— start TASK INPUT —

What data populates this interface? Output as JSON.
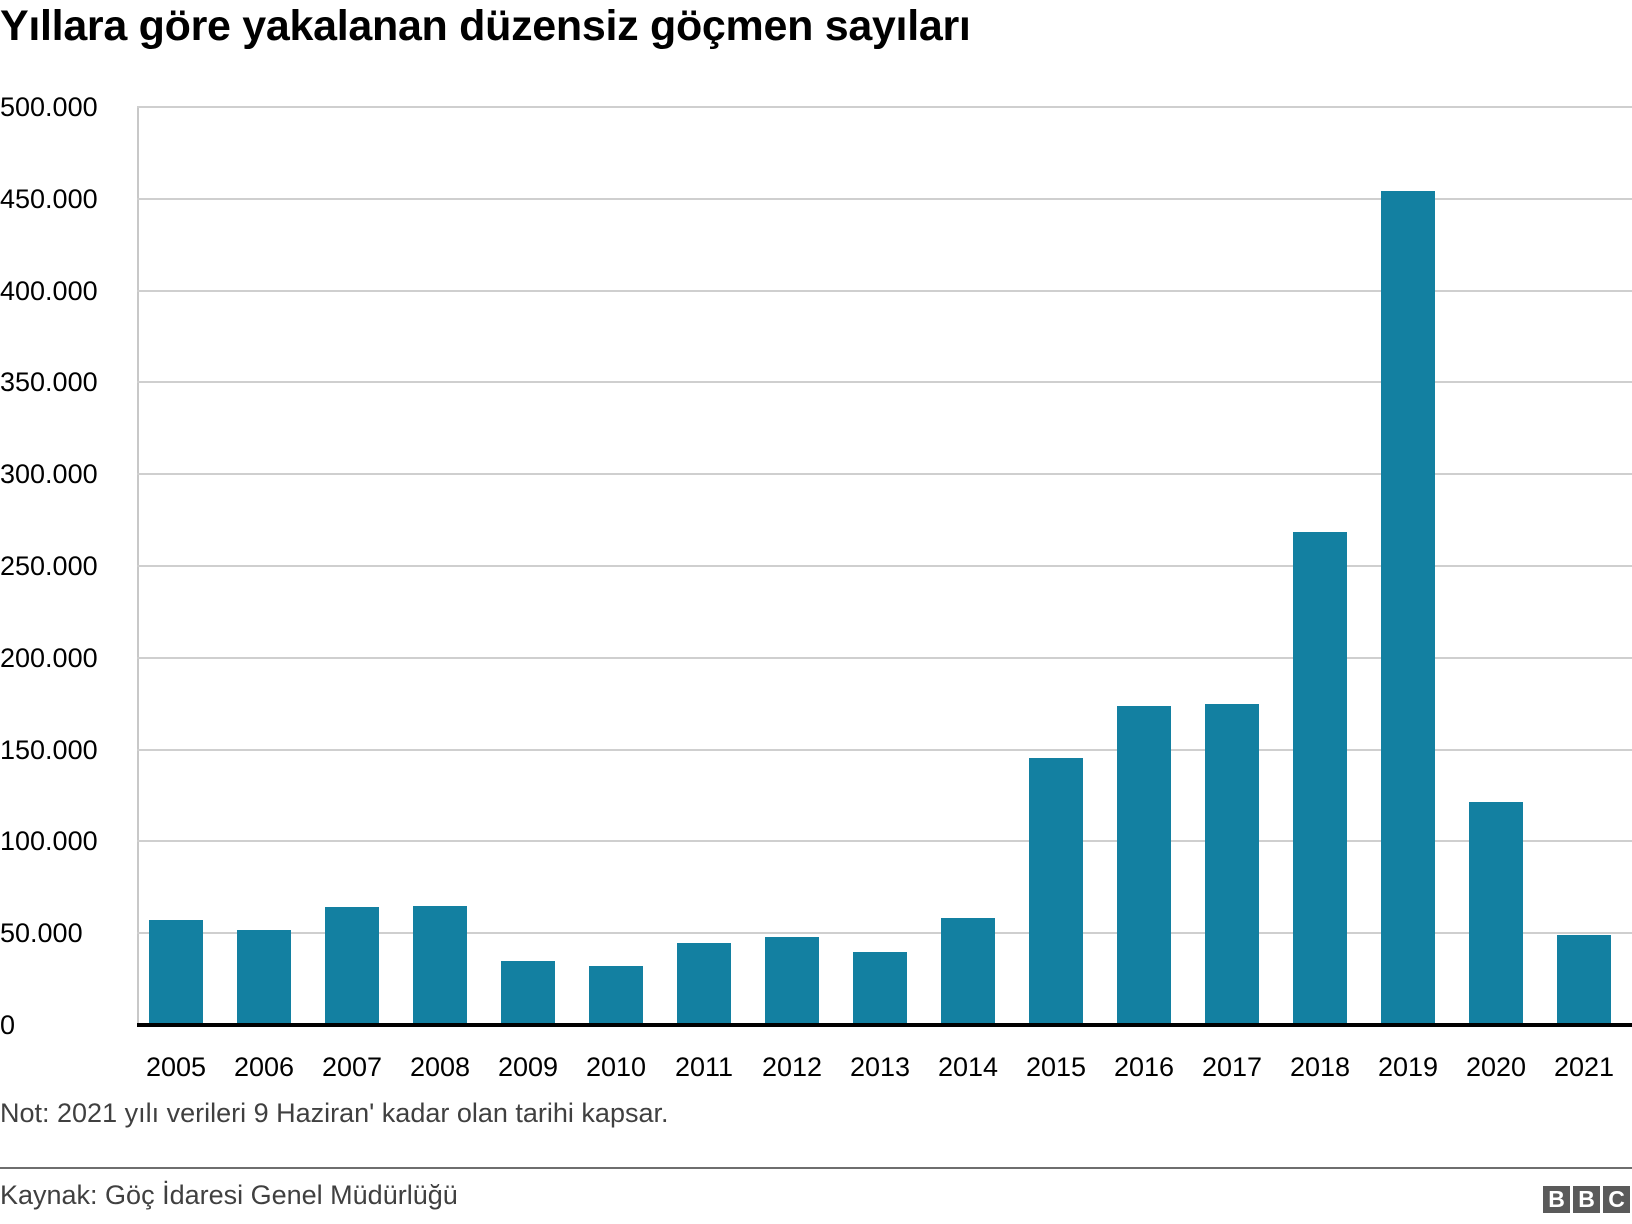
{
  "title": "Yıllara göre yakalanan düzensiz göçmen sayıları",
  "note": "Not: 2021 yılı verileri 9 Haziran' kadar olan tarihi kapsar.",
  "source": "Kaynak: Göç İdaresi Genel Müdürlüğü",
  "logo": {
    "letters": [
      "B",
      "B",
      "C"
    ],
    "name": "BBC"
  },
  "colors": {
    "bar": "#1380a1",
    "grid": "#cfcfcf",
    "axis": "#000000",
    "text_muted": "#404040"
  },
  "y_ticks": [
    "500.000",
    "450.000",
    "400.000",
    "350.000",
    "300.000",
    "250.000",
    "200.000",
    "150.000",
    "100.000",
    "50.000",
    "0"
  ],
  "chart_data": {
    "type": "bar",
    "title": "Yıllara göre yakalanan düzensiz göçmen sayıları",
    "xlabel": "",
    "ylabel": "",
    "ylim": [
      0,
      500000
    ],
    "grid": true,
    "legend": null,
    "categories": [
      "2005",
      "2006",
      "2007",
      "2008",
      "2009",
      "2010",
      "2011",
      "2012",
      "2013",
      "2014",
      "2015",
      "2016",
      "2017",
      "2018",
      "2019",
      "2020",
      "2021"
    ],
    "values": [
      57400,
      52000,
      64000,
      65000,
      34600,
      32400,
      44400,
      47700,
      40000,
      58500,
      145500,
      173700,
      175000,
      268300,
      454300,
      121600,
      48750
    ],
    "annotations": [
      "Not: 2021 yılı verileri 9 Haziran' kadar olan tarihi kapsar."
    ],
    "source": "Kaynak: Göç İdaresi Genel Müdürlüğü"
  }
}
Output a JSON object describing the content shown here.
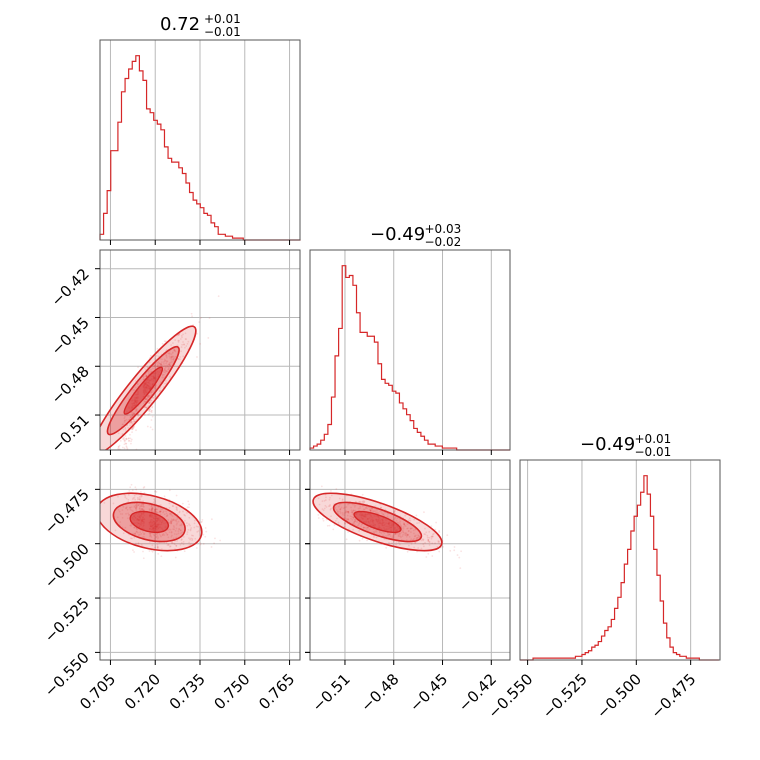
{
  "chart_data": {
    "type": "corner",
    "color": "#d62728",
    "grid": true,
    "parameters": [
      {
        "title": {
          "median": "0.72",
          "plus": "+0.01",
          "minus": "−0.01"
        },
        "range": [
          0.7015,
          0.7685
        ],
        "ticks": [
          0.705,
          0.72,
          0.735,
          0.75,
          0.765
        ],
        "tick_labels": [
          "0.705",
          "0.720",
          "0.735",
          "0.750",
          "0.765"
        ]
      },
      {
        "title": {
          "median": "−0.49",
          "plus": "+0.03",
          "minus": "−0.02"
        },
        "range": [
          -0.5315,
          -0.4085
        ],
        "ticks": [
          -0.51,
          -0.48,
          -0.45,
          -0.42
        ],
        "tick_labels": [
          "−0.51",
          "−0.48",
          "−0.45",
          "−0.42"
        ]
      },
      {
        "title": {
          "median": "−0.49",
          "plus": "+0.01",
          "minus": "−0.01"
        },
        "range": [
          -0.5535,
          -0.4615
        ],
        "ticks": [
          -0.55,
          -0.525,
          -0.5,
          -0.475
        ],
        "tick_labels": [
          "−0.550",
          "−0.525",
          "−0.500",
          "−0.475"
        ]
      }
    ],
    "histograms": [
      {
        "parameter": 0,
        "bin_edges": [
          0.7015,
          0.7027,
          0.7039,
          0.7051,
          0.7063,
          0.7075,
          0.7087,
          0.7099,
          0.7111,
          0.7123,
          0.7135,
          0.7147,
          0.7159,
          0.7171,
          0.7183,
          0.7195,
          0.7207,
          0.7219,
          0.7231,
          0.7243,
          0.7255,
          0.7267,
          0.7279,
          0.7291,
          0.7303,
          0.7315,
          0.7327,
          0.7339,
          0.7351,
          0.7363,
          0.7375,
          0.7387,
          0.7399,
          0.7411,
          0.7423,
          0.7435,
          0.7447,
          0.7459,
          0.7471,
          0.7483,
          0.7495,
          0.7507,
          0.7519,
          0.7531,
          0.7543,
          0.7555,
          0.7567,
          0.7579,
          0.7591,
          0.7603,
          0.7615,
          0.7627,
          0.7639,
          0.7651,
          0.7663,
          0.7675,
          0.7687
        ],
        "counts": [
          3,
          14,
          26,
          47,
          47,
          62,
          78,
          85,
          90,
          94,
          97,
          89,
          84,
          69,
          67,
          63,
          61,
          58,
          49,
          43,
          41,
          41,
          38,
          35,
          30,
          25,
          21,
          19,
          17,
          14,
          13,
          9,
          7,
          3,
          3,
          2,
          2,
          1,
          1,
          1,
          0,
          0,
          0,
          0,
          0,
          0,
          0,
          0,
          0,
          0,
          0,
          0,
          0,
          0,
          0,
          0
        ]
      },
      {
        "parameter": 1,
        "bin_edges": [
          -0.5315,
          -0.5293,
          -0.5271,
          -0.5249,
          -0.5227,
          -0.5205,
          -0.5183,
          -0.5161,
          -0.5139,
          -0.5117,
          -0.5095,
          -0.5073,
          -0.5051,
          -0.5029,
          -0.5007,
          -0.4985,
          -0.4963,
          -0.4941,
          -0.4919,
          -0.4897,
          -0.4875,
          -0.4853,
          -0.4831,
          -0.4809,
          -0.4787,
          -0.4765,
          -0.4743,
          -0.4721,
          -0.4699,
          -0.4677,
          -0.4655,
          -0.4633,
          -0.4611,
          -0.4589,
          -0.4567,
          -0.4545,
          -0.4523,
          -0.4501,
          -0.4479,
          -0.4457,
          -0.4435,
          -0.4413,
          -0.4391,
          -0.4369,
          -0.4347,
          -0.4325,
          -0.4303,
          -0.4281,
          -0.4259,
          -0.4237,
          -0.4215,
          -0.4193,
          -0.4171,
          -0.4149,
          -0.4127,
          -0.4105,
          -0.4085
        ],
        "counts": [
          1,
          2,
          3,
          5,
          8,
          13,
          27,
          48,
          62,
          94,
          88,
          89,
          84,
          70,
          60,
          60,
          58,
          58,
          55,
          44,
          36,
          34,
          33,
          30,
          29,
          24,
          21,
          18,
          15,
          11,
          9,
          7,
          5,
          3,
          3,
          2,
          2,
          1,
          1,
          1,
          1,
          0,
          0,
          0,
          0,
          0,
          0,
          0,
          0,
          0,
          0,
          0,
          0,
          0,
          0,
          0
        ]
      },
      {
        "parameter": 2,
        "bin_edges": [
          -0.5535,
          -0.552,
          -0.5505,
          -0.549,
          -0.5475,
          -0.546,
          -0.5445,
          -0.543,
          -0.5415,
          -0.54,
          -0.5385,
          -0.537,
          -0.5355,
          -0.534,
          -0.5325,
          -0.531,
          -0.5295,
          -0.528,
          -0.5265,
          -0.525,
          -0.5235,
          -0.522,
          -0.5205,
          -0.519,
          -0.5175,
          -0.516,
          -0.5145,
          -0.513,
          -0.5115,
          -0.51,
          -0.5085,
          -0.507,
          -0.5055,
          -0.504,
          -0.5025,
          -0.501,
          -0.4995,
          -0.498,
          -0.4965,
          -0.495,
          -0.4935,
          -0.492,
          -0.4905,
          -0.489,
          -0.4875,
          -0.486,
          -0.4845,
          -0.483,
          -0.4815,
          -0.48,
          -0.4785,
          -0.477,
          -0.4755,
          -0.474,
          -0.4725,
          -0.471,
          -0.4695,
          -0.468,
          -0.4665,
          -0.465,
          -0.4635,
          -0.462
        ],
        "counts": [
          0,
          0,
          0,
          0,
          1,
          1,
          1,
          1,
          1,
          1,
          1,
          1,
          1,
          1,
          1,
          1,
          1,
          2,
          2,
          3,
          4,
          5,
          7,
          8,
          10,
          13,
          16,
          18,
          22,
          28,
          34,
          42,
          52,
          60,
          70,
          78,
          84,
          91,
          100,
          90,
          78,
          60,
          46,
          32,
          20,
          12,
          7,
          4,
          3,
          2,
          2,
          1,
          1,
          1,
          1,
          0,
          0,
          0,
          0,
          0,
          0
        ]
      }
    ],
    "joint": [
      {
        "x_param": 0,
        "y_param": 1,
        "correlation": "positive",
        "center": [
          0.716,
          -0.495
        ],
        "spread": [
          0.008,
          0.018
        ],
        "rho": 0.93,
        "levels": [
          0.5,
          1.0,
          1.5
        ]
      },
      {
        "x_param": 0,
        "y_param": 2,
        "correlation": "weak-negative",
        "center": [
          0.718,
          -0.49
        ],
        "spread": [
          0.008,
          0.006
        ],
        "rho": -0.35,
        "levels": [
          0.5,
          1.0,
          1.5
        ]
      },
      {
        "x_param": 1,
        "y_param": 2,
        "correlation": "negative",
        "center": [
          -0.49,
          -0.49
        ],
        "spread": [
          0.018,
          0.006
        ],
        "rho": -0.72,
        "levels": [
          0.5,
          1.0,
          1.5
        ]
      }
    ]
  }
}
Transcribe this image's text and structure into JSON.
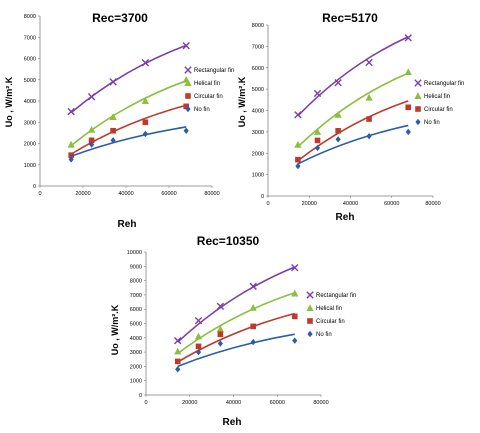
{
  "chart_data": [
    {
      "type": "scatter",
      "title": "Rec=3700",
      "xlabel": "Reh",
      "ylabel": "Uo , W/m².K",
      "xlim": [
        0,
        80000
      ],
      "ylim": [
        0,
        8000
      ],
      "xticks": [
        "0",
        "20000",
        "40000",
        "60000",
        "80000"
      ],
      "yticks": [
        "0",
        "1000",
        "2000",
        "3000",
        "4000",
        "5000",
        "6000",
        "7000",
        "8000"
      ],
      "grid": false,
      "legend_position": "right",
      "series": [
        {
          "name": "Rectangular fin",
          "marker": "x",
          "color": "#7b3fa8",
          "x": [
            14500,
            24000,
            34000,
            49000,
            68000
          ],
          "y": [
            3500,
            4200,
            4900,
            5800,
            6600
          ],
          "fit_x": [
            14500,
            68000
          ],
          "fit_y": [
            3450,
            6620
          ]
        },
        {
          "name": "Helical fin",
          "marker": "triangle",
          "color": "#8bbf3f",
          "x": [
            14500,
            24000,
            34000,
            49000,
            68000
          ],
          "y": [
            1950,
            2650,
            3250,
            4000,
            5000
          ],
          "fit_x": [
            14500,
            68000
          ],
          "fit_y": [
            1900,
            4950
          ]
        },
        {
          "name": "Circular fin",
          "marker": "square",
          "color": "#c0392b",
          "x": [
            14500,
            24000,
            34000,
            49000,
            68000
          ],
          "y": [
            1450,
            2150,
            2600,
            3000,
            3750
          ],
          "fit_x": [
            14500,
            68000
          ],
          "fit_y": [
            1500,
            3800
          ]
        },
        {
          "name": "No fin",
          "marker": "diamond",
          "color": "#2a5ea8",
          "x": [
            14500,
            24000,
            34000,
            49000,
            68000
          ],
          "y": [
            1250,
            1950,
            2150,
            2450,
            2600
          ],
          "fit_x": [
            14500,
            68000
          ],
          "fit_y": [
            1400,
            2780
          ]
        }
      ]
    },
    {
      "type": "scatter",
      "title": "Rec=5170",
      "xlabel": "Reh",
      "ylabel": "Uo , W/m².K",
      "xlim": [
        0,
        80000
      ],
      "ylim": [
        0,
        8000
      ],
      "xticks": [
        "0",
        "20000",
        "40000",
        "60000",
        "80000"
      ],
      "yticks": [
        "0",
        "1000",
        "2000",
        "3000",
        "4000",
        "5000",
        "6000",
        "7000",
        "8000"
      ],
      "grid": false,
      "legend_position": "right",
      "series": [
        {
          "name": "Rectangular fin",
          "marker": "x",
          "color": "#7b3fa8",
          "x": [
            14500,
            24000,
            34000,
            49000,
            68000
          ],
          "y": [
            3800,
            4800,
            5300,
            6250,
            7400
          ],
          "fit_x": [
            14500,
            68000
          ],
          "fit_y": [
            3750,
            7450
          ]
        },
        {
          "name": "Helical fin",
          "marker": "triangle",
          "color": "#8bbf3f",
          "x": [
            14500,
            24000,
            34000,
            49000,
            68000
          ],
          "y": [
            2400,
            3000,
            3800,
            4600,
            5800
          ],
          "fit_x": [
            14500,
            68000
          ],
          "fit_y": [
            2300,
            5750
          ]
        },
        {
          "name": "Circular fin",
          "marker": "square",
          "color": "#c0392b",
          "x": [
            14500,
            24000,
            34000,
            49000,
            68000
          ],
          "y": [
            1700,
            2600,
            3050,
            3600,
            4150
          ],
          "fit_x": [
            14500,
            68000
          ],
          "fit_y": [
            1650,
            4450
          ]
        },
        {
          "name": "No fin",
          "marker": "diamond",
          "color": "#2a5ea8",
          "x": [
            14500,
            24000,
            34000,
            49000,
            68000
          ],
          "y": [
            1400,
            2250,
            2650,
            2800,
            3000
          ],
          "fit_x": [
            14500,
            68000
          ],
          "fit_y": [
            1500,
            3300
          ]
        }
      ]
    },
    {
      "type": "scatter",
      "title": "Rec=10350",
      "xlabel": "Reh",
      "ylabel": "Uo , W/m².K",
      "xlim": [
        0,
        80000
      ],
      "ylim": [
        0,
        10000
      ],
      "xticks": [
        "0",
        "20000",
        "40000",
        "60000",
        "80000"
      ],
      "yticks": [
        "0",
        "1000",
        "2000",
        "3000",
        "4000",
        "5000",
        "6000",
        "7000",
        "8000",
        "9000",
        "10000"
      ],
      "grid": false,
      "legend_position": "right",
      "series": [
        {
          "name": "Rectangular fin",
          "marker": "x",
          "color": "#7b3fa8",
          "x": [
            14500,
            24000,
            34000,
            49000,
            68000
          ],
          "y": [
            3800,
            5200,
            6200,
            7600,
            8900
          ],
          "fit_x": [
            14500,
            68000
          ],
          "fit_y": [
            3700,
            8950
          ]
        },
        {
          "name": "Helical fin",
          "marker": "triangle",
          "color": "#8bbf3f",
          "x": [
            14500,
            24000,
            34000,
            49000,
            68000
          ],
          "y": [
            3050,
            4100,
            4600,
            6100,
            7100
          ],
          "fit_x": [
            14500,
            68000
          ],
          "fit_y": [
            2900,
            7150
          ]
        },
        {
          "name": "Circular fin",
          "marker": "square",
          "color": "#c0392b",
          "x": [
            14500,
            24000,
            34000,
            49000,
            68000
          ],
          "y": [
            2350,
            3400,
            4250,
            4800,
            5500
          ],
          "fit_x": [
            14500,
            68000
          ],
          "fit_y": [
            2300,
            5700
          ]
        },
        {
          "name": "No fin",
          "marker": "diamond",
          "color": "#2a5ea8",
          "x": [
            14500,
            24000,
            34000,
            49000,
            68000
          ],
          "y": [
            1800,
            3000,
            3600,
            3700,
            3800
          ],
          "fit_x": [
            14500,
            68000
          ],
          "fit_y": [
            2000,
            4250
          ]
        }
      ]
    }
  ]
}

— end TASK INPUT —

> **REQUIREMENTS**
Select every line in the records above that contains the word "göre".

> **WRITTEN ANSWER**
  "title": "Yıllara göre yakalanan düzensiz göçmen sayıları",
    "title": "Yıllara göre yakalanan düzensiz göçmen sayıları",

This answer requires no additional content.